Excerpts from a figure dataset
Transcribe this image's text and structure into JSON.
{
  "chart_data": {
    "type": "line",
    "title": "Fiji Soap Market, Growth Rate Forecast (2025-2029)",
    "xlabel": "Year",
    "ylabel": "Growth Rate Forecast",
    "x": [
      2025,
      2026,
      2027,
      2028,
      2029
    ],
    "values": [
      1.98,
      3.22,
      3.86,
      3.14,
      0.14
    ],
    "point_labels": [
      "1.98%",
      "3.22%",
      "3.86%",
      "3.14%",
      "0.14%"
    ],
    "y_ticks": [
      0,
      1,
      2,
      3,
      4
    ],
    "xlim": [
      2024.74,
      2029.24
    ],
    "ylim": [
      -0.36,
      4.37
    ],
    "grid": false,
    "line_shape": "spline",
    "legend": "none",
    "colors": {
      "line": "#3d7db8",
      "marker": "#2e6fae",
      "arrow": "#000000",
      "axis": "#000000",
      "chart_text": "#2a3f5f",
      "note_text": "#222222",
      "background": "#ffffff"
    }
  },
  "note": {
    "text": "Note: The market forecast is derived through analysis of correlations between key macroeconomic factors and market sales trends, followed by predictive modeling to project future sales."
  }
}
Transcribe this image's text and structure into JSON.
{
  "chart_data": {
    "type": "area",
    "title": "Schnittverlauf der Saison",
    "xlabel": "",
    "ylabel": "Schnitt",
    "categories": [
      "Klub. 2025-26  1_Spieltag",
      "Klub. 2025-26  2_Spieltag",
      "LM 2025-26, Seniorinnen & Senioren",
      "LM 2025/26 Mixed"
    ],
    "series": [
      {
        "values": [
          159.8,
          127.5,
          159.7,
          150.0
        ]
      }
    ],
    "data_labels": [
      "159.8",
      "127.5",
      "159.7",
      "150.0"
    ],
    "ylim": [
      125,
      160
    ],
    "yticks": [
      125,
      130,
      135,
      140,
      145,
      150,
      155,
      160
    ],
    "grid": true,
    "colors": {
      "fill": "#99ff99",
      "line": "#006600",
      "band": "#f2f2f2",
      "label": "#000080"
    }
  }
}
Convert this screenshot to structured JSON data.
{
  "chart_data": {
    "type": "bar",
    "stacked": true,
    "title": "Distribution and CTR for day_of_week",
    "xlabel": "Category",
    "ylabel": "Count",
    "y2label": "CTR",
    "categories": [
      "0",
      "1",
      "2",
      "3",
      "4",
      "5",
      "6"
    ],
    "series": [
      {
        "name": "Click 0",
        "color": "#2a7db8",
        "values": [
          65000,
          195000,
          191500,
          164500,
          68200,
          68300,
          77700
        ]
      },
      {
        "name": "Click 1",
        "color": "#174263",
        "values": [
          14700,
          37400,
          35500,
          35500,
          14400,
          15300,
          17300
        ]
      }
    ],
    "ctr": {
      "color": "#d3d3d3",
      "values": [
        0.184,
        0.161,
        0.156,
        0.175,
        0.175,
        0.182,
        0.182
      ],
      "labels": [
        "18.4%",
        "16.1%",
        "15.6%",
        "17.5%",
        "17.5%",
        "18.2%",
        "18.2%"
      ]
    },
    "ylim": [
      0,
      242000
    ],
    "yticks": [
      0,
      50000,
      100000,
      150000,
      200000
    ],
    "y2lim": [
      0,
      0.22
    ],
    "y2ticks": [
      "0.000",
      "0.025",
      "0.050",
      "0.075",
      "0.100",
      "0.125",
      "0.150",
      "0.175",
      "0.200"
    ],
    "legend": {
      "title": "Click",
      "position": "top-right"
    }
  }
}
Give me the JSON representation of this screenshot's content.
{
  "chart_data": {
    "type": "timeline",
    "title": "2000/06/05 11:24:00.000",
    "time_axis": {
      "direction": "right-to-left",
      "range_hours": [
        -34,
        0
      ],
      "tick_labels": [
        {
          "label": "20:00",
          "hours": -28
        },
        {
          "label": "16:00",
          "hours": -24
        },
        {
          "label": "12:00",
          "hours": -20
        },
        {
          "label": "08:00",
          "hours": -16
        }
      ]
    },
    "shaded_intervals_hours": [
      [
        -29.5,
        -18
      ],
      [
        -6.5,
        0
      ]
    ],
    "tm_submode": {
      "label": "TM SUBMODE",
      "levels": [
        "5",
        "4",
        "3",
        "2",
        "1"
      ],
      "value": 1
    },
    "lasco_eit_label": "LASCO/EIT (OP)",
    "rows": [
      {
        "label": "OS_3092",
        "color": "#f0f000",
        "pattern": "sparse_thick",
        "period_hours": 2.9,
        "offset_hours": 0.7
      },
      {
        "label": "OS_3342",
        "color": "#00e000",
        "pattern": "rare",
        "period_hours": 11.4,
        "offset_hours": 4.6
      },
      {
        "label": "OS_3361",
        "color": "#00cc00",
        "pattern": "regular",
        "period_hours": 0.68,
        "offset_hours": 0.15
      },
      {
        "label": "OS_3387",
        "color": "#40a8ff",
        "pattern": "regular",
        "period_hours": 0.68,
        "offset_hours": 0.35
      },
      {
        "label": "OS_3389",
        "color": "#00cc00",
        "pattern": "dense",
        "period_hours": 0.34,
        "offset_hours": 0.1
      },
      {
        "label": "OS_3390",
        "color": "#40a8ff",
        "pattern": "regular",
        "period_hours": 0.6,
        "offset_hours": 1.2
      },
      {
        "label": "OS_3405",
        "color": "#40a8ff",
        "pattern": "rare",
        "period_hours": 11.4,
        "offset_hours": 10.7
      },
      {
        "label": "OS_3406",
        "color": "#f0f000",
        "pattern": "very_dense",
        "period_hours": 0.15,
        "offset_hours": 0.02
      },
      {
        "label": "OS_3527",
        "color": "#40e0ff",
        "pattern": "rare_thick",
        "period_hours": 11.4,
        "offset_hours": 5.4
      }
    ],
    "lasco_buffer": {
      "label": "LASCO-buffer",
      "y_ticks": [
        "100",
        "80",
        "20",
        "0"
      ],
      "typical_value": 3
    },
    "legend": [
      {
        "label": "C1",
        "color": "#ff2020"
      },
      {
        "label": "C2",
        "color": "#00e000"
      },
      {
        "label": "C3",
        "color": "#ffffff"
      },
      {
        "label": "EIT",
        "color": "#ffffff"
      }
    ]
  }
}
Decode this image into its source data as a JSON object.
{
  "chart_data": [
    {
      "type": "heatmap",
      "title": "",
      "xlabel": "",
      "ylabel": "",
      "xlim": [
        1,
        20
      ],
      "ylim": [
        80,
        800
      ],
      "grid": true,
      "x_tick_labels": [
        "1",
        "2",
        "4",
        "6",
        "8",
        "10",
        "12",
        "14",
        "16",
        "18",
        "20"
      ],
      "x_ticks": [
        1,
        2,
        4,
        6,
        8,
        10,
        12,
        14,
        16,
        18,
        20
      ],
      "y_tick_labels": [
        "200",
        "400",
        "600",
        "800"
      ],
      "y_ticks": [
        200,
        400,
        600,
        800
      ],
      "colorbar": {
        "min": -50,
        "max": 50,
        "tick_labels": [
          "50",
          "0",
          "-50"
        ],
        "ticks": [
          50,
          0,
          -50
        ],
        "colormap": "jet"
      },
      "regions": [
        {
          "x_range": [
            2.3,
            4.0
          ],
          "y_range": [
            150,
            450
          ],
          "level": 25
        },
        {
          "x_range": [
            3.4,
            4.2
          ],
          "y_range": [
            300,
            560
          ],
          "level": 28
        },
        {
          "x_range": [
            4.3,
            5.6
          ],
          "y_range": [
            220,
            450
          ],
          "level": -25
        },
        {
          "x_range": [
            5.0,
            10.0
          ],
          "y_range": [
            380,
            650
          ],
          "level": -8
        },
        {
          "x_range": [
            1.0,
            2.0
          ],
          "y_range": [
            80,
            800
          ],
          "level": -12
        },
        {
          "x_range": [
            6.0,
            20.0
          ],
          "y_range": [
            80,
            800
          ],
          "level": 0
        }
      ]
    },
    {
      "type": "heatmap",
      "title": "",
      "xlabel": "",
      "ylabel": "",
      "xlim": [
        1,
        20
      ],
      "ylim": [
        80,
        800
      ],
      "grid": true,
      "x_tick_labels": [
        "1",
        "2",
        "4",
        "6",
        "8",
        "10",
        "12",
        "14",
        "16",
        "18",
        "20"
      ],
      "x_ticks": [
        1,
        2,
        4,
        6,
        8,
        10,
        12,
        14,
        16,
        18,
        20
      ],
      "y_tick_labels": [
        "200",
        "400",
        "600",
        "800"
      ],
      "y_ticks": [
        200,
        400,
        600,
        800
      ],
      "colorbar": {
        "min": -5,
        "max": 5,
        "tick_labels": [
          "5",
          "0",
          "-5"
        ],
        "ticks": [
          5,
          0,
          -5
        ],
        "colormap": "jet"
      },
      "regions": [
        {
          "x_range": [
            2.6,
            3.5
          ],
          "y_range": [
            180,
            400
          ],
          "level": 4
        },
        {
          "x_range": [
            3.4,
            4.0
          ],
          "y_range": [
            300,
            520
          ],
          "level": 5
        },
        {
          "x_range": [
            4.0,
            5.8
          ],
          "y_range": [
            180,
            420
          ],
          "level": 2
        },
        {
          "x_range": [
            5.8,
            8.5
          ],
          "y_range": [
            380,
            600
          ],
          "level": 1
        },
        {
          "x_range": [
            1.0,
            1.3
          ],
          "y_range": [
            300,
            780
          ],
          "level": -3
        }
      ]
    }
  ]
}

- [What you are asked to do]
What is the number of lines holding the word "Rate"? State it alone.

- [Task solution]
2